• **Records**:
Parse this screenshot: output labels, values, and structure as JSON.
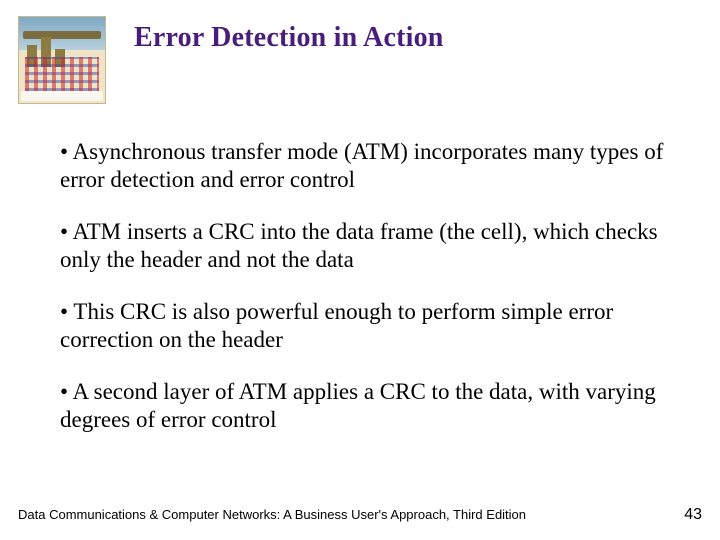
{
  "header": {
    "title": "Error Detection in Action"
  },
  "bullets": {
    "b1": "Asynchronous transfer mode (ATM) incorporates many types of error detection and error control",
    "b2": "ATM inserts a CRC into the data frame (the cell), which checks only the header and not the data",
    "b3": "This CRC is also powerful enough to perform simple error correction on the header",
    "b4": "A second layer of ATM applies a CRC to the data, with varying degrees of error control"
  },
  "footer": {
    "text": "Data Communications & Computer Networks: A Business User's Approach, Third Edition",
    "page": "43"
  }
}
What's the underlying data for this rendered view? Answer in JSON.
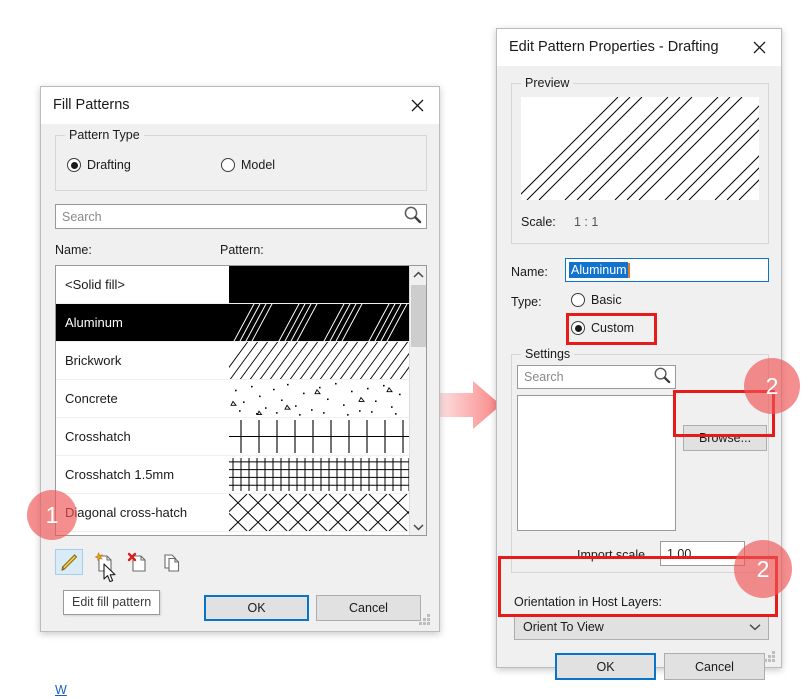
{
  "fill_patterns_dialog": {
    "title": "Fill Patterns",
    "close_icon": "close-icon",
    "pattern_type": {
      "legend": "Pattern Type",
      "options": [
        {
          "label": "Drafting",
          "selected": true
        },
        {
          "label": "Model",
          "selected": false
        }
      ]
    },
    "search": {
      "placeholder": "Search",
      "value": "",
      "icon": "magnifier-icon"
    },
    "columns": {
      "name": "Name:",
      "pattern": "Pattern:"
    },
    "rows": [
      {
        "name": "<Solid fill>",
        "pattern": "solid",
        "selected": false
      },
      {
        "name": "Aluminum",
        "pattern": "aluminum",
        "selected": true
      },
      {
        "name": "Brickwork",
        "pattern": "brickwork",
        "selected": false
      },
      {
        "name": "Concrete",
        "pattern": "concrete",
        "selected": false
      },
      {
        "name": "Crosshatch",
        "pattern": "crosshatch",
        "selected": false
      },
      {
        "name": "Crosshatch 1.5mm",
        "pattern": "crosshatch15",
        "selected": false
      },
      {
        "name": "Diagonal cross-hatch",
        "pattern": "diagonal-cross-hatch",
        "selected": false
      }
    ],
    "scrollbar": {
      "up_icon": "chevron-up-icon",
      "down_icon": "chevron-down-icon"
    },
    "toolbar": [
      {
        "name": "edit-fill-pattern",
        "icon": "pencil-icon",
        "active": true
      },
      {
        "name": "new-fill-pattern",
        "icon": "new-document-icon",
        "active": false
      },
      {
        "name": "delete-fill-pattern",
        "icon": "delete-document-icon",
        "active": false
      },
      {
        "name": "duplicate-fill-pattern",
        "icon": "duplicate-document-icon",
        "active": false
      }
    ],
    "tooltip": "Edit fill pattern",
    "help_link": "W",
    "ok": "OK",
    "cancel": "Cancel"
  },
  "edit_pattern_dialog": {
    "title": "Edit Pattern Properties - Drafting",
    "close_icon": "close-icon",
    "preview": {
      "legend": "Preview",
      "scale_label": "Scale:",
      "scale_value": "1 : 1"
    },
    "name_label": "Name:",
    "name_value": "Aluminum",
    "type_label": "Type:",
    "type_options": [
      {
        "label": "Basic",
        "selected": false
      },
      {
        "label": "Custom",
        "selected": true
      }
    ],
    "settings": {
      "legend": "Settings",
      "search": {
        "placeholder": "Search",
        "icon": "magnifier-icon"
      },
      "browse": "Browse...",
      "import_scale_label": "Import scale",
      "import_scale_value": "1.00"
    },
    "orientation_label": "Orientation in Host Layers:",
    "orientation_value": "Orient To View",
    "orientation_caret": "chevron-down-icon",
    "ok": "OK",
    "cancel": "Cancel"
  },
  "annotations": {
    "badges": [
      {
        "text": "1"
      },
      {
        "text": "2"
      },
      {
        "text": "2"
      }
    ],
    "accent_color": "#e81b1b",
    "badge_color": "#f05555",
    "arrow_color": "#fb9a9a"
  }
}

• **Work to complete**:
Verbatim reproduction of every record is required; images are left out.

• **Solution to this exercise**:
Parse this screenshot: output labels, values, and structure as JSON.
{
  "header": {
    "title": "Error Detection in Action"
  },
  "bullets": {
    "b1": "Asynchronous transfer mode (ATM) incorporates many types of error detection and error control",
    "b2": "ATM inserts a CRC into the data frame (the cell), which checks only the header and not the data",
    "b3": "This CRC is also powerful enough to perform simple error correction on the header",
    "b4": "A second layer of ATM applies a CRC to the data, with varying degrees of error control"
  },
  "footer": {
    "text": "Data Communications & Computer Networks: A Business User's Approach, Third Edition",
    "page": "43"
  }
}
What's the underlying data for this rendered view? Answer in JSON.
{
  "fill_patterns_dialog": {
    "title": "Fill Patterns",
    "close_icon": "close-icon",
    "pattern_type": {
      "legend": "Pattern Type",
      "options": [
        {
          "label": "Drafting",
          "selected": true
        },
        {
          "label": "Model",
          "selected": false
        }
      ]
    },
    "search": {
      "placeholder": "Search",
      "value": "",
      "icon": "magnifier-icon"
    },
    "columns": {
      "name": "Name:",
      "pattern": "Pattern:"
    },
    "rows": [
      {
        "name": "<Solid fill>",
        "pattern": "solid",
        "selected": false
      },
      {
        "name": "Aluminum",
        "pattern": "aluminum",
        "selected": true
      },
      {
        "name": "Brickwork",
        "pattern": "brickwork",
        "selected": false
      },
      {
        "name": "Concrete",
        "pattern": "concrete",
        "selected": false
      },
      {
        "name": "Crosshatch",
        "pattern": "crosshatch",
        "selected": false
      },
      {
        "name": "Crosshatch 1.5mm",
        "pattern": "crosshatch15",
        "selected": false
      },
      {
        "name": "Diagonal cross-hatch",
        "pattern": "diagonal-cross-hatch",
        "selected": false
      }
    ],
    "scrollbar": {
      "up_icon": "chevron-up-icon",
      "down_icon": "chevron-down-icon"
    },
    "toolbar": [
      {
        "name": "edit-fill-pattern",
        "icon": "pencil-icon",
        "active": true
      },
      {
        "name": "new-fill-pattern",
        "icon": "new-document-icon",
        "active": false
      },
      {
        "name": "delete-fill-pattern",
        "icon": "delete-document-icon",
        "active": false
      },
      {
        "name": "duplicate-fill-pattern",
        "icon": "duplicate-document-icon",
        "active": false
      }
    ],
    "tooltip": "Edit fill pattern",
    "help_link": "W",
    "ok": "OK",
    "cancel": "Cancel"
  },
  "edit_pattern_dialog": {
    "title": "Edit Pattern Properties - Drafting",
    "close_icon": "close-icon",
    "preview": {
      "legend": "Preview",
      "scale_label": "Scale:",
      "scale_value": "1 : 1"
    },
    "name_label": "Name:",
    "name_value": "Aluminum",
    "type_label": "Type:",
    "type_options": [
      {
        "label": "Basic",
        "selected": false
      },
      {
        "label": "Custom",
        "selected": true
      }
    ],
    "settings": {
      "legend": "Settings",
      "search": {
        "placeholder": "Search",
        "icon": "magnifier-icon"
      },
      "browse": "Browse...",
      "import_scale_label": "Import scale",
      "import_scale_value": "1.00"
    },
    "orientation_label": "Orientation in Host Layers:",
    "orientation_value": "Orient To View",
    "orientation_caret": "chevron-down-icon",
    "ok": "OK",
    "cancel": "Cancel"
  },
  "annotations": {
    "badges": [
      {
        "text": "1"
      },
      {
        "text": "2"
      },
      {
        "text": "2"
      }
    ],
    "accent_color": "#e81b1b",
    "badge_color": "#f05555",
    "arrow_color": "#fb9a9a"
  }
}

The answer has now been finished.